___ LISTED RECORDS ___
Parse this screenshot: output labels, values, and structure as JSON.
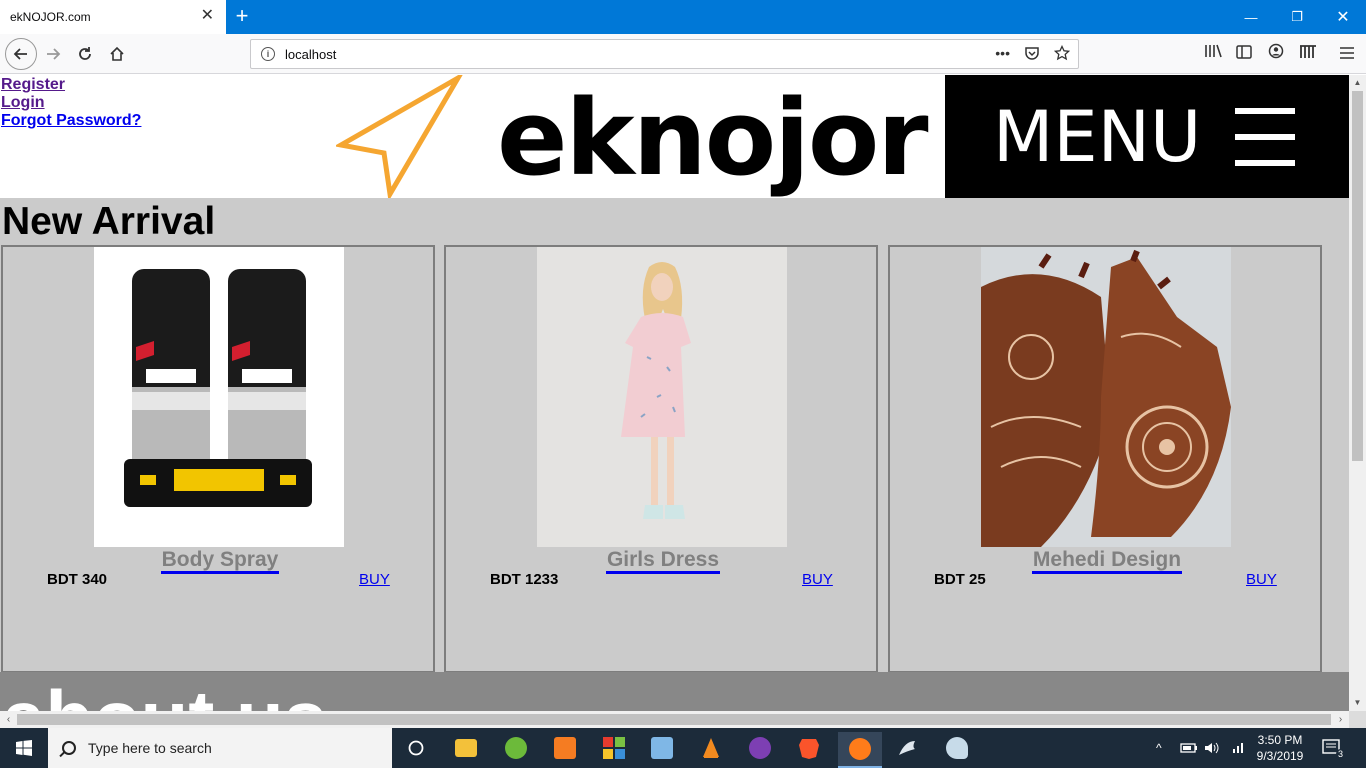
{
  "browser": {
    "tab_title": "ekNOJOR.com",
    "tab_close": "✕",
    "new_tab": "+",
    "url": "localhost",
    "url_more": "•••"
  },
  "header": {
    "links": [
      "Register",
      "Login",
      "Forgot Password?"
    ],
    "logo_text": "eknojor",
    "menu_label": "MENU"
  },
  "main": {
    "section_title": "New Arrival",
    "products": [
      {
        "name": "Body Spray",
        "price": "BDT 340",
        "buy": "BUY"
      },
      {
        "name": "Girls Dress",
        "price": "BDT 1233",
        "buy": "BUY"
      },
      {
        "name": "Mehedi Design",
        "price": "BDT 25",
        "buy": "BUY"
      }
    ]
  },
  "about": {
    "title": "about us"
  },
  "taskbar": {
    "search_placeholder": "Type here to search",
    "time": "3:50 PM",
    "date": "9/3/2019",
    "notifications": "3"
  },
  "colors": {
    "browser_accent": "#0078d7",
    "logo_arrow": "#f5a631",
    "main_bg": "#cbcbcb",
    "about_bg": "#888888",
    "link_blue": "#0000ee",
    "link_visited": "#551a8b"
  }
}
___
STATED TASK »
Find every line that has "name" in it, then return those lines.

TASK RESPONSE »
        "name": "Body Spray",
        "name": "Girls Dress",
        "name": "Mehedi Design",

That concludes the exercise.